Go through the listing and return every line with "وضعیت" in it.

__________

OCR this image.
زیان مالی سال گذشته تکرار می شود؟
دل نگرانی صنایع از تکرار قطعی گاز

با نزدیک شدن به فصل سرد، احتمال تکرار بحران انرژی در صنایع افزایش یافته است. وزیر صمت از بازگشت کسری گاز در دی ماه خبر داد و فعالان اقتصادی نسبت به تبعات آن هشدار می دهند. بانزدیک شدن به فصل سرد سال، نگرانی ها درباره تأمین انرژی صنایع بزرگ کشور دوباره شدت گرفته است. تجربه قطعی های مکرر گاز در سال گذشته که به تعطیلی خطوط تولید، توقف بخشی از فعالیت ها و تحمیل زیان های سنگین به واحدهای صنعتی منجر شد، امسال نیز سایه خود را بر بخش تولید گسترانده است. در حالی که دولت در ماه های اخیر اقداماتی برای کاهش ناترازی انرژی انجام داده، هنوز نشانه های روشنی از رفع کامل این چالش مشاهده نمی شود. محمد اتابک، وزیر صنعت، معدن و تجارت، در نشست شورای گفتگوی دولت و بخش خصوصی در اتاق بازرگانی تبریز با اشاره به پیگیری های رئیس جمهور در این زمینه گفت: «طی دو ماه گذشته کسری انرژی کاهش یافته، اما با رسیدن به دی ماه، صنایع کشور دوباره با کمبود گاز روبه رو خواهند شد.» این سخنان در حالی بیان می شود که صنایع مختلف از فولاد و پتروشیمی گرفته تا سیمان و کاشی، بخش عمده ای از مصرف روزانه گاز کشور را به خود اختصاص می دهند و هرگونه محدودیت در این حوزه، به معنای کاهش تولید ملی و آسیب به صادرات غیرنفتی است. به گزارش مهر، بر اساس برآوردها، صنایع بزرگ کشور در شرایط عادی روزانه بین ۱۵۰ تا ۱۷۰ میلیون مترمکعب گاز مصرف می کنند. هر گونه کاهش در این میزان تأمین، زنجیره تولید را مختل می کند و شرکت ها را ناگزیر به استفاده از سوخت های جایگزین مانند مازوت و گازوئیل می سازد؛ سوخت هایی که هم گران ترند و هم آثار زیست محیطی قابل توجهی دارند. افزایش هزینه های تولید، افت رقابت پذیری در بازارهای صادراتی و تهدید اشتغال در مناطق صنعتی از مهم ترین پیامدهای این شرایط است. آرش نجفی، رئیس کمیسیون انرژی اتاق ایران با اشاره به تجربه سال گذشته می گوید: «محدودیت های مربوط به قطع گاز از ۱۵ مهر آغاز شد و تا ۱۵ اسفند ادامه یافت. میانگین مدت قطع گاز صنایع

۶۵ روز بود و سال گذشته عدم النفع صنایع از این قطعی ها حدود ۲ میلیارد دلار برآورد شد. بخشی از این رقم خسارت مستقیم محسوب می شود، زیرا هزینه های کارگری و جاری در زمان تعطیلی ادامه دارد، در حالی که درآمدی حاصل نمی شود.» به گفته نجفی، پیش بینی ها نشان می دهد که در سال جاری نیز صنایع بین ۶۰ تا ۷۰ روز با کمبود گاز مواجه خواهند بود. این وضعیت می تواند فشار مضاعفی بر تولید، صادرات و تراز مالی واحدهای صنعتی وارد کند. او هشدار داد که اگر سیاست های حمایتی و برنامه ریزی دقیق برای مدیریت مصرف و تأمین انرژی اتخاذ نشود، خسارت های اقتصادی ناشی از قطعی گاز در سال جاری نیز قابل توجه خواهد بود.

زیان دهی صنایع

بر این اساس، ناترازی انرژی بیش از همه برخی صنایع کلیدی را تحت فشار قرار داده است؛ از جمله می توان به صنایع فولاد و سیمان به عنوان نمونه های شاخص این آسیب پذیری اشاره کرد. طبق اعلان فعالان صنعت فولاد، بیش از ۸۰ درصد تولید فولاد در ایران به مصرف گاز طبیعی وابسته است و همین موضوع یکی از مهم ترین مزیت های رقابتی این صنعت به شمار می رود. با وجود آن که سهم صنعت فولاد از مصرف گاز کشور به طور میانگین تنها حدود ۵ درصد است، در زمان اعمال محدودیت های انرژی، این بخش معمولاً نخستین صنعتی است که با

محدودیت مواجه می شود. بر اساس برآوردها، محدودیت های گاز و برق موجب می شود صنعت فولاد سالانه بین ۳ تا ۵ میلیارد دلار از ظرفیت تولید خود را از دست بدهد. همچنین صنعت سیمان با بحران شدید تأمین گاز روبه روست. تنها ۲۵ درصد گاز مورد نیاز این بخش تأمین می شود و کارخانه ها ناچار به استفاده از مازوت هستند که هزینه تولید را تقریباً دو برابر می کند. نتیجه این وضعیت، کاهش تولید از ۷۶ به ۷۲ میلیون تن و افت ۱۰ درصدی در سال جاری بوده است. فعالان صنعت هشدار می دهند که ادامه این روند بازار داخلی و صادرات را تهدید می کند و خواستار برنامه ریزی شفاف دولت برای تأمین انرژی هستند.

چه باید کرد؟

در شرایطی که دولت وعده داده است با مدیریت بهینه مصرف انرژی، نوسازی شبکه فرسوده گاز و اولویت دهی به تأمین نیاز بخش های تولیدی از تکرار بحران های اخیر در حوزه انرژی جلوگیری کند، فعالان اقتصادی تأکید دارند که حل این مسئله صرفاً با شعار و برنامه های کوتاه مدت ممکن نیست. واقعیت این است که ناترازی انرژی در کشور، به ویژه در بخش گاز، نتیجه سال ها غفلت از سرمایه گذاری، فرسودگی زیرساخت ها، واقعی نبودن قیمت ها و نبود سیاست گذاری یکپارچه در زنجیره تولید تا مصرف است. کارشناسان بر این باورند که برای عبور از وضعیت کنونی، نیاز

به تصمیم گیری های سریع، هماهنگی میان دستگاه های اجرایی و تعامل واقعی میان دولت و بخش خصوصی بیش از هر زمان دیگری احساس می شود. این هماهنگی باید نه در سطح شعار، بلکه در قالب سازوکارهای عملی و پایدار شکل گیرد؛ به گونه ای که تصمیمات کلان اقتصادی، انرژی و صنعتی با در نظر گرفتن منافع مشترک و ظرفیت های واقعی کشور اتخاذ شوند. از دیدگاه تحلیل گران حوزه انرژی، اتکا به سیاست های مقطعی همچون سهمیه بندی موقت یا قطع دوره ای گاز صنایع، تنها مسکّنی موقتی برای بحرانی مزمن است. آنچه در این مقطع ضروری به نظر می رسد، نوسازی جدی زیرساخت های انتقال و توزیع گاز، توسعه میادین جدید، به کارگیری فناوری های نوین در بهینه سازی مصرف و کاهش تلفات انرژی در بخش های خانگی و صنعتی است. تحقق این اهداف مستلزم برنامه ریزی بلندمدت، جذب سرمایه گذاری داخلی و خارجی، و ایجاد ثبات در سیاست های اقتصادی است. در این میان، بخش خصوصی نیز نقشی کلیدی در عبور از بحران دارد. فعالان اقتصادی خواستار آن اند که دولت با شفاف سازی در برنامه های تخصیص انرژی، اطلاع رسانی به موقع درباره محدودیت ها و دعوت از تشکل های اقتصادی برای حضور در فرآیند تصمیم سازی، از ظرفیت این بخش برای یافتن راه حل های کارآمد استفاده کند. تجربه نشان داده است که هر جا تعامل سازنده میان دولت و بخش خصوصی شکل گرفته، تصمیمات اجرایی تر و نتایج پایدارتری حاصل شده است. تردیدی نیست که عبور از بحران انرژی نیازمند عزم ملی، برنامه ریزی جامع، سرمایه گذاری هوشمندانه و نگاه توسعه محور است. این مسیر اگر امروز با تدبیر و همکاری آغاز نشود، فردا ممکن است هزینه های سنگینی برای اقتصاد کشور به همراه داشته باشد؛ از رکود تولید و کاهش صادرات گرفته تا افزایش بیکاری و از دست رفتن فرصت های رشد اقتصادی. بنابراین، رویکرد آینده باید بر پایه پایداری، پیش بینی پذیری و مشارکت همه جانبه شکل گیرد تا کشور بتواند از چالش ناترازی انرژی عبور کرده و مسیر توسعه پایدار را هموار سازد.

__________

• **COMPLETE RESPONSE**
۶۵ روز بود و سال گذشته عدم النفع صنایع از این قطعی ها حدود ۲ میلیارد دلار برآورد شد. بخشی از این رقم خسارت مستقیم محسوب می شود، زیرا هزینه های کارگری و جاری در زمان تعطیلی ادامه دارد، در حالی که درآمدی حاصل نمی شود.» به گفته نجفی، پیش بینی ها نشان می دهد که در سال جاری نیز صنایع بین ۶۰ تا ۷۰ روز با کمبود گاز مواجه خواهند بود. این وضعیت می تواند فشار مضاعفی بر تولید، صادرات و تراز مالی واحدهای صنعتی وارد کند. او هشدار داد که اگر سیاست های حمایتی و برنامه ریزی دقیق برای مدیریت مصرف و تأمین انرژی اتخاذ نشود، خسارت های اقتصادی ناشی از قطعی گاز در سال جاری نیز قابل توجه خواهد بود.
محدودیت مواجه می شود. بر اساس برآوردها، محدودیت های گاز و برق موجب می شود صنعت فولاد سالانه بین ۳ تا ۵ میلیارد دلار از ظرفیت تولید خود را از دست بدهد. همچنین صنعت سیمان با بحران شدید تأمین گاز روبه روست. تنها ۲۵ درصد گاز مورد نیاز این بخش تأمین می شود و کارخانه ها ناچار به استفاده از مازوت هستند که هزینه تولید را تقریباً دو برابر می کند. نتیجه این وضعیت، کاهش تولید از ۷۶ به ۷۲ میلیون تن و افت ۱۰ درصدی در سال جاری بوده است. فعالان صنعت هشدار می دهند که ادامه این روند بازار داخلی و صادرات را تهدید می کند و خواستار برنامه ریزی شفاف دولت برای تأمین انرژی هستند.
در شرایطی که دولت وعده داده است با مدیریت بهینه مصرف انرژی، نوسازی شبکه فرسوده گاز و اولویت دهی به تأمین نیاز بخش های تولیدی از تکرار بحران های اخیر در حوزه انرژی جلوگیری کند، فعالان اقتصادی تأکید دارند که حل این مسئله صرفاً با شعار و برنامه های کوتاه مدت ممکن نیست. واقعیت این است که ناترازی انرژی در کشور، به ویژه در بخش گاز، نتیجه سال ها غفلت از سرمایه گذاری، فرسودگی زیرساخت ها، واقعی نبودن قیمت ها و نبود سیاست گذاری یکپارچه در زنجیره تولید تا مصرف است. کارشناسان بر این باورند که برای عبور از وضعیت کنونی، نیاز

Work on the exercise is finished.